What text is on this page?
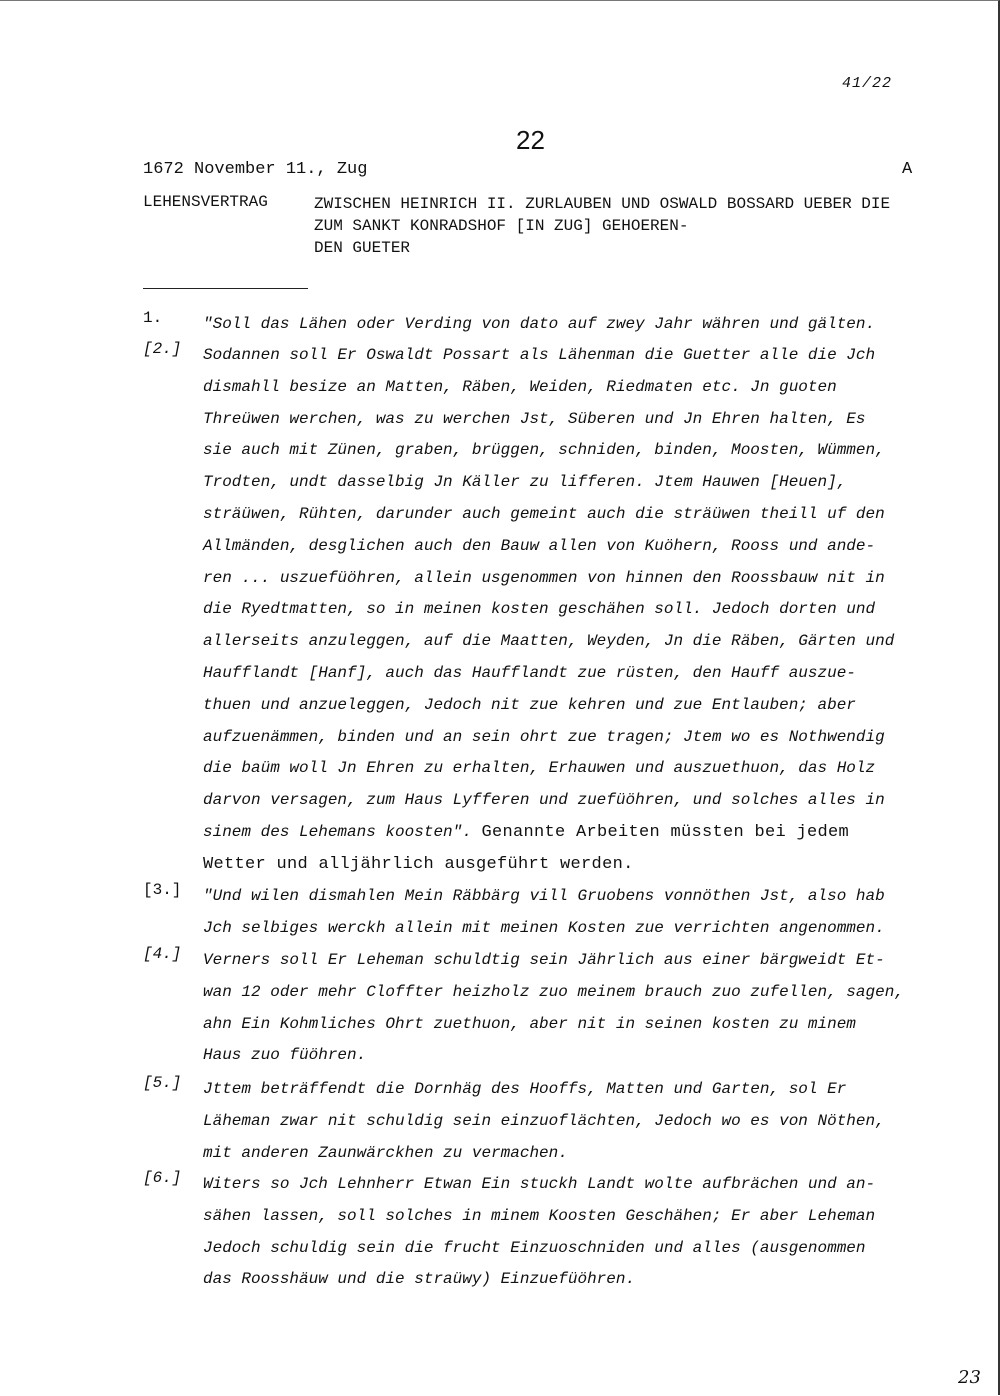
41/22
22
1672 November 11., Zug	A
LEHENSVERTRAG	ZWISCHEN HEINRICH II. ZURLAUBEN UND OSWALD BOSSARD UEBER DIE ZUM SANKT KONRADSHOF [IN ZUG] GEHOEREN-
DEN GUETER
1.	"Soll das Lähen oder Verding von dato auf zwey Jahr währen und gälten.
[2.] Sodannen soll Er Oswaldt Possart als Lähenman die Guetter alle die Jch
dismahll besize an Matten, Räben, Weiden, Riedmaten etc. Jn guoten
Threüwen werchen, was zu werchen Jst, Süberen und Jn Ehren halten, Es
sie auch mit Zünen, graben, brüggen, schniden, binden, Moosten, Wümmen,
Trodten, undt dasselbig Jn Käller zu lifferen. Jtem Hauwen [Heuen],
sträüwen, Rühten, darunder auch gemeint auch die sträüwen theill uf den
Allmänden, desglichen auch den Bauw allen von Kuöhern, Rooss und ande-
ren ... uszuefüöhren, allein usgenommen von hinnen den Roossbauw nit in
die Ryedtmatten, so in meinen kosten geschähen soll. Jedoch dorten und
allerseits anzuleggen, auf die Maatten, Weyden, Jn die Räben, Gärten und
Haufflandt [Hanf], auch das Haufflandt zue rüsten, den Hauff auszue-
thuen und anzueleggen, Jedoch nit zue kehren und zue Entlauben; aber
aufzuenämmen, binden und an sein ohrt zue tragen; Jtem wo es Nothwendig
die baüm woll Jn Ehren zu erhalten, Erhauwen und auszuethuon, das Holz
darvon versagen, zum Haus Lyfferen und zuefüöhren, und solches alles in
sinem des Lehemans koosten". Genannte Arbeiten müssten bei jedem
Wetter und alljährlich ausgeführt werden.
[3.] "Und wilen dismahlen Mein Räbbärg vill Gruobens vonnöthen Jst, also hab
Jch selbiges werckh allein mit meinen Kosten zue verrichten angenommen.
[4.] Verners soll Er Leheman schuldtig sein Jährlich aus einer bärgweidt Et-
wan 12 oder mehr Cloffter heizholz zuo meinem brauch zuo zufellen, sagen,
ahn Ein Kohmliches Ohrt zuethuon, aber nit in seinen kosten zu minem
Haus zuo füöhren.
[5.] Jttem beträffendt die Dornhäg des Hooffs, Matten und Garten, sol Er
Läheman zwar nit schuldig sein einzuoflächten, Jedoch wo es von Nöthen,
mit anderen Zaunwärckhen zu vermachen.
[6.] Witers so Jch Lehnherr Etwan Ein stuckh Landt wolte aufbrächen und an-
sähen lassen, soll solches in minem Koosten Geschähen; Er aber Leheman
Jedoch schuldig sein die frucht Einzuoschniden und alles (ausgenommen
das Roosshäuw und die straüwy) Einzuefüöhren.
23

§ **DESCRIPTION OF THE TASK**
Word for word, copy every line of the data, excluding any pictures.

§ **RESPONSE FOR THIS EXERCISE**
What text is on this page?
41/22
22
1672 November 11., Zug	A
LEHENSVERTRAG	ZWISCHEN HEINRICH II. ZURLAUBEN UND OSWALD BOSSARD UEBER DIE ZUM SANKT KONRADSHOF [IN ZUG] GEHOEREN-
DEN GUETER
1.	"Soll das Lähen oder Verding von dato auf zwey Jahr währen und gälten.
[2.] Sodannen soll Er Oswaldt Possart als Lähenman die Guetter alle die Jch
dismahll besize an Matten, Räben, Weiden, Riedmaten etc. Jn guoten
Threüwen werchen, was zu werchen Jst, Süberen und Jn Ehren halten, Es
sie auch mit Zünen, graben, brüggen, schniden, binden, Moosten, Wümmen,
Trodten, undt dasselbig Jn Käller zu lifferen. Jtem Hauwen [Heuen],
sträüwen, Rühten, darunder auch gemeint auch die sträüwen theill uf den
Allmänden, desglichen auch den Bauw allen von Kuöhern, Rooss und ande-
ren ... uszuefüöhren, allein usgenommen von hinnen den Roossbauw nit in
die Ryedtmatten, so in meinen kosten geschähen soll. Jedoch dorten und
allerseits anzuleggen, auf die Maatten, Weyden, Jn die Räben, Gärten und
Haufflandt [Hanf], auch das Haufflandt zue rüsten, den Hauff auszue-
thuen und anzueleggen, Jedoch nit zue kehren und zue Entlauben; aber
aufzuenämmen, binden und an sein ohrt zue tragen; Jtem wo es Nothwendig
die baüm woll Jn Ehren zu erhalten, Erhauwen und auszuethuon, das Holz
darvon versagen, zum Haus Lyfferen und zuefüöhren, und solches alles in
sinem des Lehemans koosten". Genannte Arbeiten müssten bei jedem
Wetter und alljährlich ausgeführt werden.
[3.] "Und wilen dismahlen Mein Räbbärg vill Gruobens vonnöthen Jst, also hab
Jch selbiges werckh allein mit meinen Kosten zue verrichten angenommen.
[4.] Verners soll Er Leheman schuldtig sein Jährlich aus einer bärgweidt Et-
wan 12 oder mehr Cloffter heizholz zuo meinem brauch zuo zufellen, sagen,
ahn Ein Kohmliches Ohrt zuethuon, aber nit in seinen kosten zu minem
Haus zuo füöhren.
[5.] Jttem beträffendt die Dornhäg des Hooffs, Matten und Garten, sol Er
Läheman zwar nit schuldig sein einzuoflächten, Jedoch wo es von Nöthen,
mit anderen Zaunwärckhen zu vermachen.
[6.] Witers so Jch Lehnherr Etwan Ein stuckh Landt wolte aufbrächen und an-
sähen lassen, soll solches in minem Koosten Geschähen; Er aber Leheman
Jedoch schuldig sein die frucht Einzuoschniden und alles (ausgenommen
das Roosshäuw und die straüwy) Einzuefüöhren.
23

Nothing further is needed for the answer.